Transcribe all the entries word for word, but omit the images.

** start of Data listing **

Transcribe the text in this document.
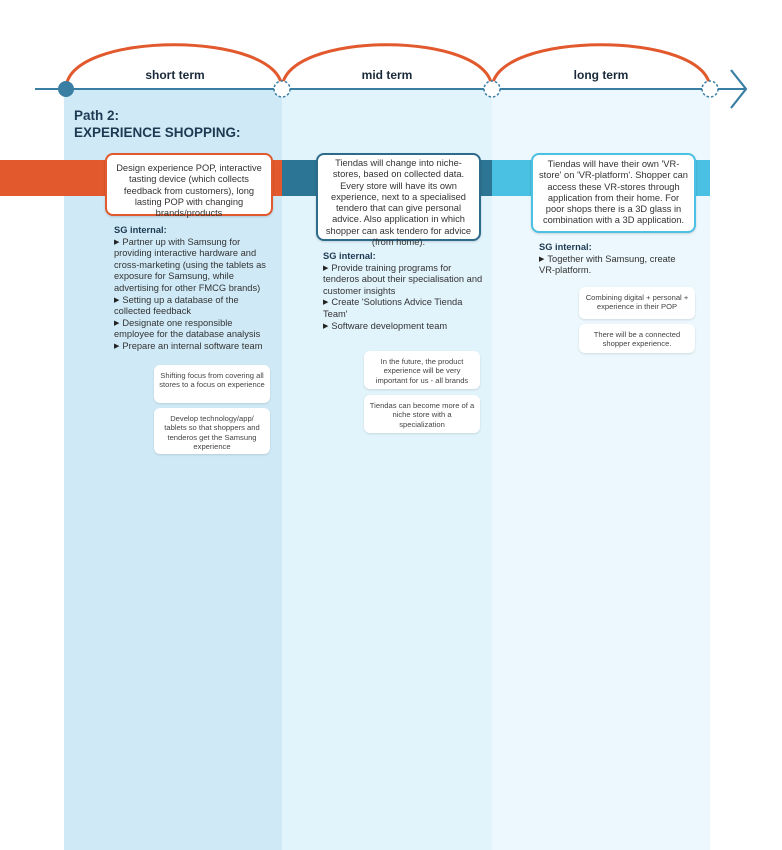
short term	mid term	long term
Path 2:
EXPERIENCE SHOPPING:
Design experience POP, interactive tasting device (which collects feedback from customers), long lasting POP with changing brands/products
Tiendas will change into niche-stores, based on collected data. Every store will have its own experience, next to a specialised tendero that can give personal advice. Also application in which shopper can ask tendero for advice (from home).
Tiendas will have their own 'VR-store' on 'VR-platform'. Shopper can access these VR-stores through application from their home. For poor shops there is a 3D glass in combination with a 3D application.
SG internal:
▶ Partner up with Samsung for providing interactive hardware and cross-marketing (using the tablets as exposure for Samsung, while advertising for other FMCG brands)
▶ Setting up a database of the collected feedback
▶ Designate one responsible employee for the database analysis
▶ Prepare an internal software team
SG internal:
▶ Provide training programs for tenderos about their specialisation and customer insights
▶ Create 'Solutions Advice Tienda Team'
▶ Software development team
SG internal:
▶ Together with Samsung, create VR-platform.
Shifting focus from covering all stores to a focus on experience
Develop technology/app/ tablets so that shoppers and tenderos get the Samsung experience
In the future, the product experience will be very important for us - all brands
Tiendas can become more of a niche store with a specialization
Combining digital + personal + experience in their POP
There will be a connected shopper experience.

** end of Data listing **

### Written reply
Transcribe the text in this document.
short term	mid term	long term
Path 2:
EXPERIENCE SHOPPING:
Design experience POP, interactive tasting device (which collects feedback from customers), long lasting POP with changing brands/products
Tiendas will change into niche-stores, based on collected data. Every store will have its own experience, next to a specialised tendero that can give personal advice. Also application in which shopper can ask tendero for advice (from home).
Tiendas will have their own 'VR-store' on 'VR-platform'. Shopper can access these VR-stores through application from their home. For poor shops there is a 3D glass in combination with a 3D application.
SG internal:
▶ Partner up with Samsung for providing interactive hardware and cross-marketing (using the tablets as exposure for Samsung, while advertising for other FMCG brands)
▶ Setting up a database of the collected feedback
▶ Designate one responsible employee for the database analysis
▶ Prepare an internal software team
SG internal:
▶ Provide training programs for tenderos about their specialisation and customer insights
▶ Create 'Solutions Advice Tienda Team'
▶ Software development team
SG internal:
▶ Together with Samsung, create VR-platform.
Shifting focus from covering all stores to a focus on experience
Develop technology/app/ tablets so that shoppers and tenderos get the Samsung experience
In the future, the product experience will be very important for us - all brands
Tiendas can become more of a niche store with a specialization
Combining digital + personal + experience in their POP
There will be a connected shopper experience.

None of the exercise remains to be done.